## Extracted data
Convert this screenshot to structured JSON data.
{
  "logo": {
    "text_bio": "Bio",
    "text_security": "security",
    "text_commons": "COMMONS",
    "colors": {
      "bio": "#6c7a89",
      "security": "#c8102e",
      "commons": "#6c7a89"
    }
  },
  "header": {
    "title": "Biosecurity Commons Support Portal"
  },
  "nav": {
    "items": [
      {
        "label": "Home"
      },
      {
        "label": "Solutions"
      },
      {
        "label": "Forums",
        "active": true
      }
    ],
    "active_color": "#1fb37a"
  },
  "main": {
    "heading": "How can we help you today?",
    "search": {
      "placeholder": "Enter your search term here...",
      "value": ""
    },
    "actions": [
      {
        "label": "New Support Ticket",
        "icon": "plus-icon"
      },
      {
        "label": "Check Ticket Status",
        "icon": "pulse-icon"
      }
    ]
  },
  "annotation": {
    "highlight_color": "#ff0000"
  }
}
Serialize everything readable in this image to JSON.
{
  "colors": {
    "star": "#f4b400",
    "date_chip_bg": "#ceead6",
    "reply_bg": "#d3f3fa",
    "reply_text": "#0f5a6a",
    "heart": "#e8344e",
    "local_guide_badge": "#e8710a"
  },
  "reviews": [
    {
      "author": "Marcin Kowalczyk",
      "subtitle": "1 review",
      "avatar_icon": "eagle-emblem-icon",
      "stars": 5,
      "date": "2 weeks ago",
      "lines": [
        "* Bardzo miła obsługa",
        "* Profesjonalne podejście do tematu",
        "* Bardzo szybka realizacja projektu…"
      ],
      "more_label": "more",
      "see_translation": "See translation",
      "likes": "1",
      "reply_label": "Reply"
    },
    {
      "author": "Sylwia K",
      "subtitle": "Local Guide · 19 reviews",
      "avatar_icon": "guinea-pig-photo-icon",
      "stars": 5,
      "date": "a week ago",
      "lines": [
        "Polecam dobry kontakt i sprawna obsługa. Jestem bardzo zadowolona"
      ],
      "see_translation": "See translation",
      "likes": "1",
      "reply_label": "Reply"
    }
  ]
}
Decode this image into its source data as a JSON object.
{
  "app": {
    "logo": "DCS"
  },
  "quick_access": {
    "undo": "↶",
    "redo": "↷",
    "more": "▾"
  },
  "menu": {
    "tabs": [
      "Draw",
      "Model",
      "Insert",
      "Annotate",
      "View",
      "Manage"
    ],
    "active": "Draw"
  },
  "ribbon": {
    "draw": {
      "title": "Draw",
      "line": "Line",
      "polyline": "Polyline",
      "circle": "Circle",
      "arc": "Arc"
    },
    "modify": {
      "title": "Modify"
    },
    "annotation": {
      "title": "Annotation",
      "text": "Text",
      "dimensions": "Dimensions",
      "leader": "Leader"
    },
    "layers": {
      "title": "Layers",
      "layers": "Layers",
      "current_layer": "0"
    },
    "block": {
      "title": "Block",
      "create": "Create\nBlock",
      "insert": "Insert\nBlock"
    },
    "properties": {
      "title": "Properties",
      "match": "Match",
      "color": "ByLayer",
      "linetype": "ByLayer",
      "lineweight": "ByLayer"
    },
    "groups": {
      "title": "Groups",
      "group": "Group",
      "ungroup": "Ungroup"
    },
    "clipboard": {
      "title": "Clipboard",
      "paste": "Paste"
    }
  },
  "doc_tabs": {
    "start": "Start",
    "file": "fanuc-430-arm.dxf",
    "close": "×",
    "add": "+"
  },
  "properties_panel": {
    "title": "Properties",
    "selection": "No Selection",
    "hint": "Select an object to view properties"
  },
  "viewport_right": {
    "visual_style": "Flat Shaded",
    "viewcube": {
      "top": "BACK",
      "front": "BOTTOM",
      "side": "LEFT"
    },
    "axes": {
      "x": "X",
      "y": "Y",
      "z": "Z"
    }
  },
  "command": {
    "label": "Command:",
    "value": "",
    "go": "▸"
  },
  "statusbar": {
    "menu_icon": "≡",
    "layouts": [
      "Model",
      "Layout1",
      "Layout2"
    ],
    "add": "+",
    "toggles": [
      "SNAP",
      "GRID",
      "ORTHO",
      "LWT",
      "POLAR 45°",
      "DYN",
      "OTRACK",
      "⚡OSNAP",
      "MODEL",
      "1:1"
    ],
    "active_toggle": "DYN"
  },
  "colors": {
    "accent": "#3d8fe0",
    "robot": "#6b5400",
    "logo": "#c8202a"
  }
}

## Directive
Copy every line verbatim.

## Final answer
Convert this screenshot to structured JSON data.
{
  "logo": {
    "text_bio": "Bio",
    "text_security": "security",
    "text_commons": "COMMONS",
    "colors": {
      "bio": "#6c7a89",
      "security": "#c8102e",
      "commons": "#6c7a89"
    }
  },
  "header": {
    "title": "Biosecurity Commons Support Portal"
  },
  "nav": {
    "items": [
      {
        "label": "Home"
      },
      {
        "label": "Solutions"
      },
      {
        "label": "Forums",
        "active": true
      }
    ],
    "active_color": "#1fb37a"
  },
  "main": {
    "heading": "How can we help you today?",
    "search": {
      "placeholder": "Enter your search term here...",
      "value": ""
    },
    "actions": [
      {
        "label": "New Support Ticket",
        "icon": "plus-icon"
      },
      {
        "label": "Check Ticket Status",
        "icon": "pulse-icon"
      }
    ]
  },
  "annotation": {
    "highlight_color": "#ff0000"
  }
}
Serialize everything readable in this image to JSON.
{
  "colors": {
    "star": "#f4b400",
    "date_chip_bg": "#ceead6",
    "reply_bg": "#d3f3fa",
    "reply_text": "#0f5a6a",
    "heart": "#e8344e",
    "local_guide_badge": "#e8710a"
  },
  "reviews": [
    {
      "author": "Marcin Kowalczyk",
      "subtitle": "1 review",
      "avatar_icon": "eagle-emblem-icon",
      "stars": 5,
      "date": "2 weeks ago",
      "lines": [
        "* Bardzo miła obsługa",
        "* Profesjonalne podejście do tematu",
        "* Bardzo szybka realizacja projektu…"
      ],
      "more_label": "more",
      "see_translation": "See translation",
      "likes": "1",
      "reply_label": "Reply"
    },
    {
      "author": "Sylwia K",
      "subtitle": "Local Guide · 19 reviews",
      "avatar_icon": "guinea-pig-photo-icon",
      "stars": 5,
      "date": "a week ago",
      "lines": [
        "Polecam dobry kontakt i sprawna obsługa. Jestem bardzo zadowolona"
      ],
      "see_translation": "See translation",
      "likes": "1",
      "reply_label": "Reply"
    }
  ]
}
Decode this image into its source data as a JSON object.
{
  "app": {
    "logo": "DCS"
  },
  "quick_access": {
    "undo": "↶",
    "redo": "↷",
    "more": "▾"
  },
  "menu": {
    "tabs": [
      "Draw",
      "Model",
      "Insert",
      "Annotate",
      "View",
      "Manage"
    ],
    "active": "Draw"
  },
  "ribbon": {
    "draw": {
      "title": "Draw",
      "line": "Line",
      "polyline": "Polyline",
      "circle": "Circle",
      "arc": "Arc"
    },
    "modify": {
      "title": "Modify"
    },
    "annotation": {
      "title": "Annotation",
      "text": "Text",
      "dimensions": "Dimensions",
      "leader": "Leader"
    },
    "layers": {
      "title": "Layers",
      "layers": "Layers",
      "current_layer": "0"
    },
    "block": {
      "title": "Block",
      "create": "Create\nBlock",
      "insert": "Insert\nBlock"
    },
    "properties": {
      "title": "Properties",
      "match": "Match",
      "color": "ByLayer",
      "linetype": "ByLayer",
      "lineweight": "ByLayer"
    },
    "groups": {
      "title": "Groups",
      "group": "Group",
      "ungroup": "Ungroup"
    },
    "clipboard": {
      "title": "Clipboard",
      "paste": "Paste"
    }
  },
  "doc_tabs": {
    "start": "Start",
    "file": "fanuc-430-arm.dxf",
    "close": "×",
    "add": "+"
  },
  "properties_panel": {
    "title": "Properties",
    "selection": "No Selection",
    "hint": "Select an object to view properties"
  },
  "viewport_right": {
    "visual_style": "Flat Shaded",
    "viewcube": {
      "top": "BACK",
      "front": "BOTTOM",
      "side": "LEFT"
    },
    "axes": {
      "x": "X",
      "y": "Y",
      "z": "Z"
    }
  },
  "command": {
    "label": "Command:",
    "value": "",
    "go": "▸"
  },
  "statusbar": {
    "menu_icon": "≡",
    "layouts": [
      "Model",
      "Layout1",
      "Layout2"
    ],
    "add": "+",
    "toggles": [
      "SNAP",
      "GRID",
      "ORTHO",
      "LWT",
      "POLAR 45°",
      "DYN",
      "OTRACK",
      "⚡OSNAP",
      "MODEL",
      "1:1"
    ],
    "active_toggle": "DYN"
  },
  "colors": {
    "accent": "#3d8fe0",
    "robot": "#6b5400",
    "logo": "#c8202a"
  }
}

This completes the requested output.